List every line in the items below that contains the word "spindle". Copy each such line in full.

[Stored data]
=======
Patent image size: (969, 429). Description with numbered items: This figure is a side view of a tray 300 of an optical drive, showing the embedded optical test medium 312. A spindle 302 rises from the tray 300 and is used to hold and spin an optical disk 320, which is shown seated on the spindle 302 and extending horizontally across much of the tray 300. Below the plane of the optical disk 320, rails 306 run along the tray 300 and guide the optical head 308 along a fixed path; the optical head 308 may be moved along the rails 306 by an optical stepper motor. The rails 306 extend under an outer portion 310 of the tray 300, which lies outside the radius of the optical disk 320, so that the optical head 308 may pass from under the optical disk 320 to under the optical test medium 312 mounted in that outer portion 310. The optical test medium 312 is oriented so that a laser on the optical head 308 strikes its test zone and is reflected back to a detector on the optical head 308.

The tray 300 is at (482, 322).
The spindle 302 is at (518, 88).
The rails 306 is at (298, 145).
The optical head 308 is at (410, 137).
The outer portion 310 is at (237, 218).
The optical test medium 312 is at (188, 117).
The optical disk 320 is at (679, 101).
=======
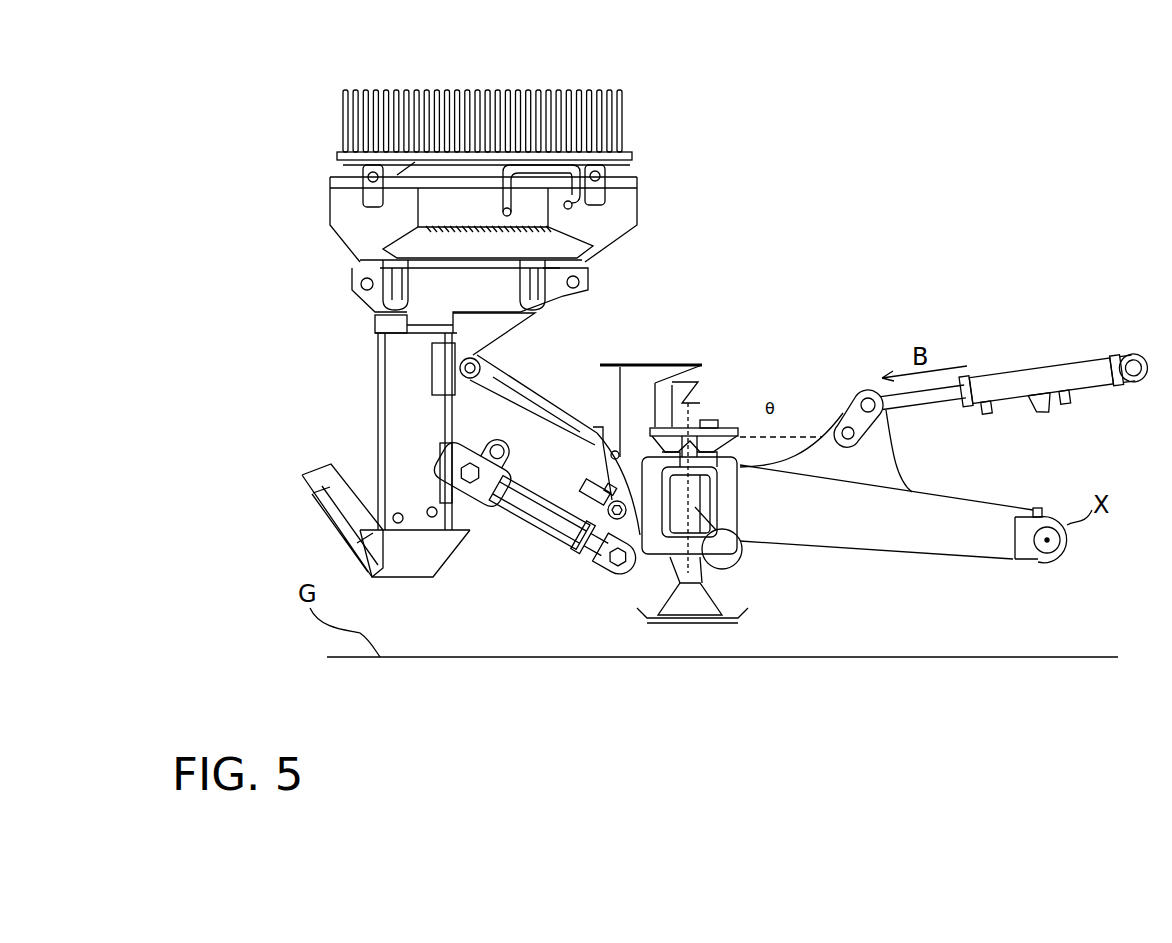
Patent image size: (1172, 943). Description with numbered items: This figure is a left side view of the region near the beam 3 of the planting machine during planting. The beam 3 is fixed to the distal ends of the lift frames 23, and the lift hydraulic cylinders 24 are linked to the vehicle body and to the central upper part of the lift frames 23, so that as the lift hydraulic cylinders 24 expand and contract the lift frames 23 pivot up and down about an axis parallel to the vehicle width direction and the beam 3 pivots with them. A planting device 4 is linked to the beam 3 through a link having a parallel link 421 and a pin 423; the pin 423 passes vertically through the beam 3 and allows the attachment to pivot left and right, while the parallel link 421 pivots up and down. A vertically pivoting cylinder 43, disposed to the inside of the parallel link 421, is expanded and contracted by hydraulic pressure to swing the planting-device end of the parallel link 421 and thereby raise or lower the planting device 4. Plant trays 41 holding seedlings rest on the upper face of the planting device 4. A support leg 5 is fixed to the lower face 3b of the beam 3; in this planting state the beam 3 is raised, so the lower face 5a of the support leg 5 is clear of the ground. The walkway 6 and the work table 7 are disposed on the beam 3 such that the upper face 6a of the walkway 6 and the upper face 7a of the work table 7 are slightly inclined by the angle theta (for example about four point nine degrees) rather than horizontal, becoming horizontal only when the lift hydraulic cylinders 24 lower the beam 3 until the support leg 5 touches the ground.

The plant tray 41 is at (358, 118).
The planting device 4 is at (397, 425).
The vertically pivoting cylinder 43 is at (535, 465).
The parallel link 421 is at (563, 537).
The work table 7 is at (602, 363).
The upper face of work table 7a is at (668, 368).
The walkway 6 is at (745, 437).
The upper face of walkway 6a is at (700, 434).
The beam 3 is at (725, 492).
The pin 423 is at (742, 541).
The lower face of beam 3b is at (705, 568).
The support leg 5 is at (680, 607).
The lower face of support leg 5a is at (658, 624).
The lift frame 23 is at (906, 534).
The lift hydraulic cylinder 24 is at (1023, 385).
=======
### [RESULT FOR THIS TASK]
Patent image size: (969, 429). Description with numbered items: This figure is a side view of a tray 300 of an optical drive, showing the embedded optical test medium 312. A spindle 302 rises from the tray 300 and is used to hold and spin an optical disk 320, which is shown seated on the spindle 302 and extending horizontally across much of the tray 300. Below the plane of the optical disk 320, rails 306 run along the tray 300 and guide the optical head 308 along a fixed path; the optical head 308 may be moved along the rails 306 by an optical stepper motor. The rails 306 extend under an outer portion 310 of the tray 300, which lies outside the radius of the optical disk 320, so that the optical head 308 may pass from under the optical disk 320 to under the optical test medium 312 mounted in that outer portion 310. The optical test medium 312 is oriented so that a laser on the optical head 308 strikes its test zone and is reflected back to a detector on the optical head 308.
The spindle 302 is at (518, 88).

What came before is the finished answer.